• [REQUIRED WORK]: Could you write out the material again with "Bar" swapped for "Rectangle" everywhere it occurs, changing nothing else and omitting the pictures?

Layout records:
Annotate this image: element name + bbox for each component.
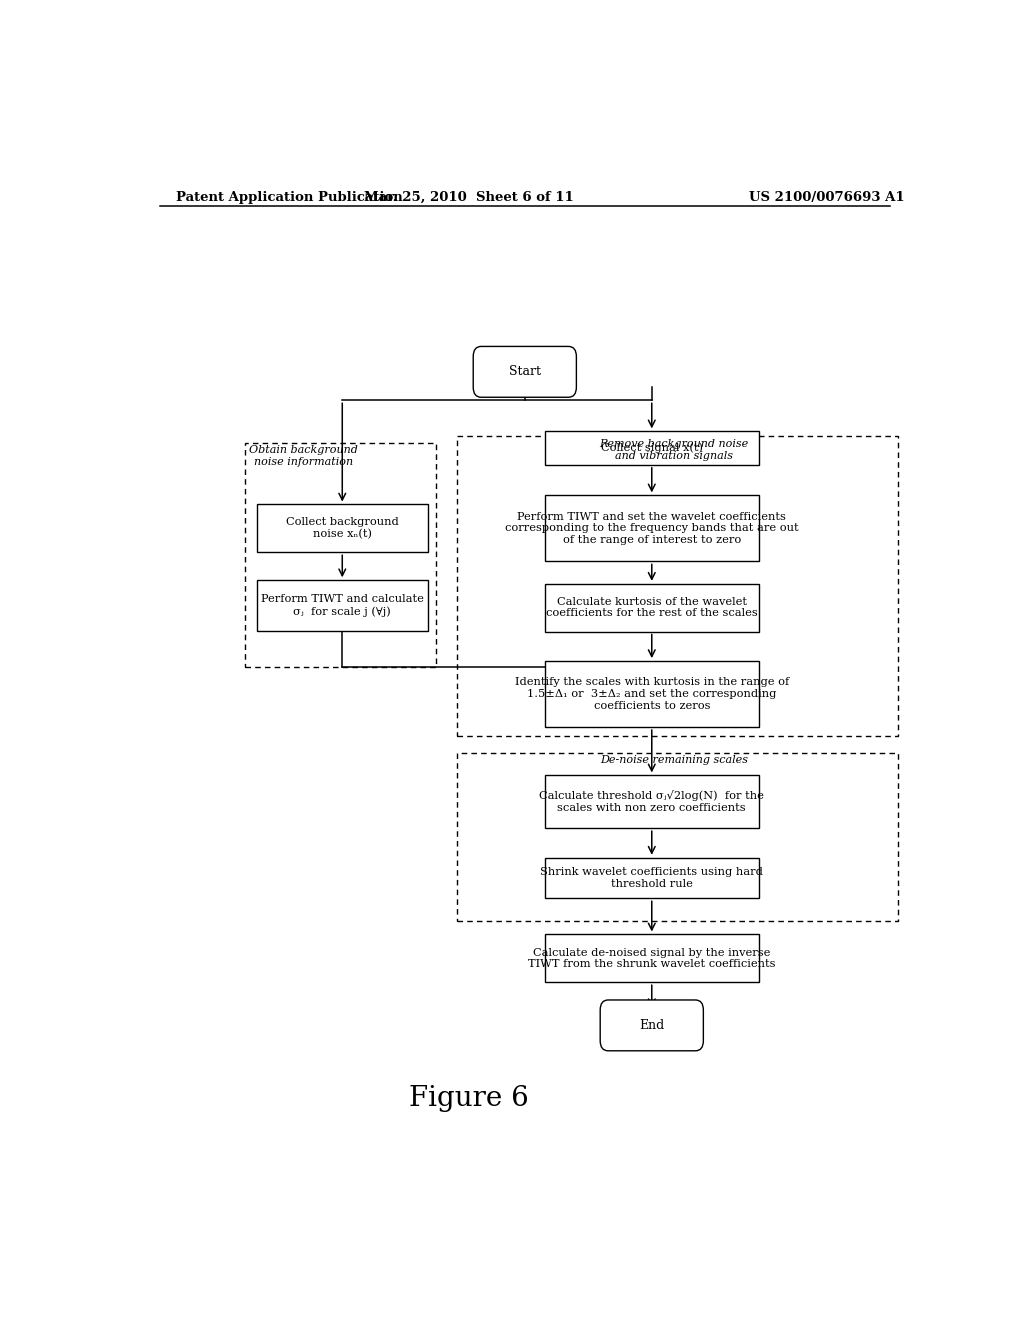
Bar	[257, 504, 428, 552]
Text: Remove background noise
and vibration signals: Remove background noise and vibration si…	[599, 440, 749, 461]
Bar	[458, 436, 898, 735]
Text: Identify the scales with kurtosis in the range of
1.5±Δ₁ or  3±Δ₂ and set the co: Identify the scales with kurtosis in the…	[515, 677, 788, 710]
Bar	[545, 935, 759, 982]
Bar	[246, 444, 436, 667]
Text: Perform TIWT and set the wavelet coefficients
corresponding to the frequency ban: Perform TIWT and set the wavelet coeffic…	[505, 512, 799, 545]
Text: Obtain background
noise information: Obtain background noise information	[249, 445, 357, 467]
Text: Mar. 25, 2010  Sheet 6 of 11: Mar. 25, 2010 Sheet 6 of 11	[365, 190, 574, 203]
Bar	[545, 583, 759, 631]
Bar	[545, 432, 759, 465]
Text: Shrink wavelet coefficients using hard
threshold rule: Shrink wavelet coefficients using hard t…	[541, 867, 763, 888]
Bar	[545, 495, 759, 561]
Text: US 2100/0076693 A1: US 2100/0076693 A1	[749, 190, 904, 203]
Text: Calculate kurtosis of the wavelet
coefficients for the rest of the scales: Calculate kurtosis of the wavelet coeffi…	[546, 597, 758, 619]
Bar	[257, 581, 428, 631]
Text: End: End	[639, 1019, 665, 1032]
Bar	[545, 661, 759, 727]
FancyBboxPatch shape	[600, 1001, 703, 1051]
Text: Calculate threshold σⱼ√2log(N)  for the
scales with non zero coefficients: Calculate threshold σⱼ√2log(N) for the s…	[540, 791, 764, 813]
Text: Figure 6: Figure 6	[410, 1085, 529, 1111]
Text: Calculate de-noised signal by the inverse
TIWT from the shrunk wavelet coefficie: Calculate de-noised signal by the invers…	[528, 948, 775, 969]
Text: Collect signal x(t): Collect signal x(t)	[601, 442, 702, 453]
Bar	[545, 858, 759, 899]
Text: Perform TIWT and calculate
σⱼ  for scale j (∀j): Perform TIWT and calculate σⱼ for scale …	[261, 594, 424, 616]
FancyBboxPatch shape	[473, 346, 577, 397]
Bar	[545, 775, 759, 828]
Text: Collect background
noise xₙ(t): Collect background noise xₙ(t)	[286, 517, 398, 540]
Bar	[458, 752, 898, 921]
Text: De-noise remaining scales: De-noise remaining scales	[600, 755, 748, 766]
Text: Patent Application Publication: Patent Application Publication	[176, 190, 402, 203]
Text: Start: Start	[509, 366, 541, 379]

• [SOLVED PROBLEM]:
Annotate this image: element name + bbox for each component.
Rectangle	[257, 504, 428, 552]
Text: Remove background noise
and vibration signals: Remove background noise and vibration si…	[599, 440, 749, 461]
Rectangle	[458, 436, 898, 735]
Text: Identify the scales with kurtosis in the range of
1.5±Δ₁ or  3±Δ₂ and set the co: Identify the scales with kurtosis in the…	[515, 677, 788, 710]
Rectangle	[545, 935, 759, 982]
Rectangle	[246, 444, 436, 667]
Text: Perform TIWT and set the wavelet coefficients
corresponding to the frequency ban: Perform TIWT and set the wavelet coeffic…	[505, 512, 799, 545]
Text: Obtain background
noise information: Obtain background noise information	[249, 445, 357, 467]
Text: Mar. 25, 2010  Sheet 6 of 11: Mar. 25, 2010 Sheet 6 of 11	[365, 190, 574, 203]
Rectangle	[545, 583, 759, 631]
Rectangle	[545, 432, 759, 465]
Text: Shrink wavelet coefficients using hard
threshold rule: Shrink wavelet coefficients using hard t…	[541, 867, 763, 888]
Rectangle	[545, 495, 759, 561]
Text: US 2100/0076693 A1: US 2100/0076693 A1	[749, 190, 904, 203]
Text: Calculate kurtosis of the wavelet
coefficients for the rest of the scales: Calculate kurtosis of the wavelet coeffi…	[546, 597, 758, 619]
Rectangle	[257, 581, 428, 631]
Text: End: End	[639, 1019, 665, 1032]
Rectangle	[545, 661, 759, 727]
FancyBboxPatch shape	[600, 1001, 703, 1051]
Text: Calculate threshold σⱼ√2log(N)  for the
scales with non zero coefficients: Calculate threshold σⱼ√2log(N) for the s…	[540, 791, 764, 813]
Text: Figure 6: Figure 6	[410, 1085, 529, 1111]
Text: Calculate de-noised signal by the inverse
TIWT from the shrunk wavelet coefficie: Calculate de-noised signal by the invers…	[528, 948, 775, 969]
Text: Collect signal x(t): Collect signal x(t)	[601, 442, 702, 453]
Rectangle	[545, 858, 759, 899]
Text: Perform TIWT and calculate
σⱼ  for scale j (∀j): Perform TIWT and calculate σⱼ for scale …	[261, 594, 424, 616]
FancyBboxPatch shape	[473, 346, 577, 397]
Rectangle	[545, 775, 759, 828]
Text: Collect background
noise xₙ(t): Collect background noise xₙ(t)	[286, 517, 398, 540]
Rectangle	[458, 752, 898, 921]
Text: De-noise remaining scales: De-noise remaining scales	[600, 755, 748, 766]
Text: Patent Application Publication: Patent Application Publication	[176, 190, 402, 203]
Text: Start: Start	[509, 366, 541, 379]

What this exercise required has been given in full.